#### STATED GOAL:
Find the lines containing the word "safetensors" and copy every one of them.
::::
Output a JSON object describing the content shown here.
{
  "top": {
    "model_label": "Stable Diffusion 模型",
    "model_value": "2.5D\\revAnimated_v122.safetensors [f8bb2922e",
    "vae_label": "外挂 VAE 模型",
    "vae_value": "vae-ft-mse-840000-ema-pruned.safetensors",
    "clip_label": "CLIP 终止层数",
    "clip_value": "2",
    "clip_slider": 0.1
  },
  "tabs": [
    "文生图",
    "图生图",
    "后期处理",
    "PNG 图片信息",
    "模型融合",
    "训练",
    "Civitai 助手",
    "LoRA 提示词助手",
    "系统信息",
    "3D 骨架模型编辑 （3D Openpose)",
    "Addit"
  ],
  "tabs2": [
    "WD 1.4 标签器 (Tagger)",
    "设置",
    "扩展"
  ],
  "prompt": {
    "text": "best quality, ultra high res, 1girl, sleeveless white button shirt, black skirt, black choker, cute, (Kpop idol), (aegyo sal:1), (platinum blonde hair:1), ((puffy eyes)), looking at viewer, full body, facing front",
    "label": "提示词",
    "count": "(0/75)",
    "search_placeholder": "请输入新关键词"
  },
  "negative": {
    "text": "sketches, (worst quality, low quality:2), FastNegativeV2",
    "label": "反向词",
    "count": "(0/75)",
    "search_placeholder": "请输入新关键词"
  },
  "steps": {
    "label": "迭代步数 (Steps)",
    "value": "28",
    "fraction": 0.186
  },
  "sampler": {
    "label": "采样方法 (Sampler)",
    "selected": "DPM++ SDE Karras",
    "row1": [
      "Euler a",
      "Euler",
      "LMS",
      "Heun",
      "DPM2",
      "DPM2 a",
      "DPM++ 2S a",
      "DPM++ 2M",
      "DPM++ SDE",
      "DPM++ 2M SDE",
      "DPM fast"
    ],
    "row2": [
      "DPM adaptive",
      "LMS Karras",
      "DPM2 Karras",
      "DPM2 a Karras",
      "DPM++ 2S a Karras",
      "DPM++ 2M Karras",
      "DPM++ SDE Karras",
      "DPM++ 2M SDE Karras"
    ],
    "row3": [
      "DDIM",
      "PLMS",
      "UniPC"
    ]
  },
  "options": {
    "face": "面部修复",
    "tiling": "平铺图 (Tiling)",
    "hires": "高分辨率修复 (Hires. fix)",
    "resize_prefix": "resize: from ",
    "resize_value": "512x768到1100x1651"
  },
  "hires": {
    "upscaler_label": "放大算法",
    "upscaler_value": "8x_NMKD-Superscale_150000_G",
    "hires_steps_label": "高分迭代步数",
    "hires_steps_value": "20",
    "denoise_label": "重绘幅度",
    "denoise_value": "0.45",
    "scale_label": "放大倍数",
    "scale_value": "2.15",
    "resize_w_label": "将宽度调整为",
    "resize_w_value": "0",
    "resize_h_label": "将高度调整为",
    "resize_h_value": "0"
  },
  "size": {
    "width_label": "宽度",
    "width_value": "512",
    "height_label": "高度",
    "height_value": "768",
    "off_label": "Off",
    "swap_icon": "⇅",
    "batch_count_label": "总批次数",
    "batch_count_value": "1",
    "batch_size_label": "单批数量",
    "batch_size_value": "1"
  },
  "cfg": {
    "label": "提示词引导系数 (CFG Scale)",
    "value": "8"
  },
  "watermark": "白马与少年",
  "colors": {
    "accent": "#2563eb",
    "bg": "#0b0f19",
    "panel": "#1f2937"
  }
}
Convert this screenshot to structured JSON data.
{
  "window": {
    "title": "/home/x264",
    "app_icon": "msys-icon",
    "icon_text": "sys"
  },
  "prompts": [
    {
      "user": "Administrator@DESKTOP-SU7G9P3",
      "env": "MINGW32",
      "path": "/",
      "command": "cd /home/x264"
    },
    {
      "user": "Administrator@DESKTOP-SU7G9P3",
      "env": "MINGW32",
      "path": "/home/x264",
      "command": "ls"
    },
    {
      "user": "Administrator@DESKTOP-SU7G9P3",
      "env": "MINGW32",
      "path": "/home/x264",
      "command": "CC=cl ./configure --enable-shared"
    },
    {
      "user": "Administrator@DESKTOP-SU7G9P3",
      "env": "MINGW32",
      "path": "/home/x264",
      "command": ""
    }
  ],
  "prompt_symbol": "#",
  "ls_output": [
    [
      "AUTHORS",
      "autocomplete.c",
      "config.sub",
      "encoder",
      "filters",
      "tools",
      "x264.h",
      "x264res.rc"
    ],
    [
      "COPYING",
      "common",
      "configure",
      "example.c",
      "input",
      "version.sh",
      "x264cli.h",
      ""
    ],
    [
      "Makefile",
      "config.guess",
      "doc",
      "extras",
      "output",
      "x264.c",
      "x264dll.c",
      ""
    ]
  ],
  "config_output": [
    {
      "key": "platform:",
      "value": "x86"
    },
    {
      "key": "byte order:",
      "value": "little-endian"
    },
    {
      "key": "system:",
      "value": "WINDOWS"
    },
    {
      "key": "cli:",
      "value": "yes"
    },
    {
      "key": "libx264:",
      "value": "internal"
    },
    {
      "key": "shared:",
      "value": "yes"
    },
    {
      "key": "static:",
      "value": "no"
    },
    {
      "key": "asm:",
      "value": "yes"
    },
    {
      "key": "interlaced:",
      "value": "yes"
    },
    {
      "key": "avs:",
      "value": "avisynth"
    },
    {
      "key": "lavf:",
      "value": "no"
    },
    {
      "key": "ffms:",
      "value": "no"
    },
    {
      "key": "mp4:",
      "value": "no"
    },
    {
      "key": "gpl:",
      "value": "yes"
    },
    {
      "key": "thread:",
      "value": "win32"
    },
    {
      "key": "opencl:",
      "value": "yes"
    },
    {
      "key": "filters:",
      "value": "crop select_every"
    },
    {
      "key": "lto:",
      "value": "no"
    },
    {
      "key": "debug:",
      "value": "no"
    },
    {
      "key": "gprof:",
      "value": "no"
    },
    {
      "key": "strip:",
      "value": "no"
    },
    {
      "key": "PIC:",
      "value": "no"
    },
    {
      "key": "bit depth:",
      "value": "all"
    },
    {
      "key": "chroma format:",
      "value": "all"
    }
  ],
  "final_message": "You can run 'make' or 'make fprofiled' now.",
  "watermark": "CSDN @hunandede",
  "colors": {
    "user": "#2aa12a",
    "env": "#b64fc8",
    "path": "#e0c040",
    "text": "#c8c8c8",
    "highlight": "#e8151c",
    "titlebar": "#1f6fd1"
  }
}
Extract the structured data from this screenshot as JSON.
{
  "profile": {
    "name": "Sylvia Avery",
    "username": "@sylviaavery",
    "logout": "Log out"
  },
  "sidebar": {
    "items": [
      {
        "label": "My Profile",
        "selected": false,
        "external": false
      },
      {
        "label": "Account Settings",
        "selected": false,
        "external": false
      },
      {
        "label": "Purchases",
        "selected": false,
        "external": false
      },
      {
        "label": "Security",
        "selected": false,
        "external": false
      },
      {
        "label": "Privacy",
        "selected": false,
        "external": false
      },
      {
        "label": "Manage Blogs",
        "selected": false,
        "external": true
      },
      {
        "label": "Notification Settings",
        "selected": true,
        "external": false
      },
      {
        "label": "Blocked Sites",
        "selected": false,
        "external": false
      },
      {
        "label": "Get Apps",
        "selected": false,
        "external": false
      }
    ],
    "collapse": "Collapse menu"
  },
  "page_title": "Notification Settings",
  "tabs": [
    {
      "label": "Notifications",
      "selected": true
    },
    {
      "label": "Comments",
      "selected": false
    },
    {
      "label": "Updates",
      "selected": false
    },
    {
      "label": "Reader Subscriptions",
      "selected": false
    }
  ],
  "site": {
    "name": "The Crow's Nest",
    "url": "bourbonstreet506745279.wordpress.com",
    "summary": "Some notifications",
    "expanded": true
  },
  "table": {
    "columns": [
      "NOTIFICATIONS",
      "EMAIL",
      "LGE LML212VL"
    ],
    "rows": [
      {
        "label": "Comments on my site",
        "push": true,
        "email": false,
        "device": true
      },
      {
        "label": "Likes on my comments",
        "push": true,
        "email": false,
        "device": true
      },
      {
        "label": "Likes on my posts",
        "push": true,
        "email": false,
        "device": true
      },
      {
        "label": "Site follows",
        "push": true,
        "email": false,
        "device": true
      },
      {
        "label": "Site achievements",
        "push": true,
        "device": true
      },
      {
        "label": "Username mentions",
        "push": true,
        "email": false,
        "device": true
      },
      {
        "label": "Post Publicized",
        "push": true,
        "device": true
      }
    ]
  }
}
::::
#### WRITTEN ANSWER:
    "model_value": "2.5D\\revAnimated_v122.safetensors [f8bb2922e",
    "vae_value": "vae-ft-mse-840000-ema-pruned.safetensors",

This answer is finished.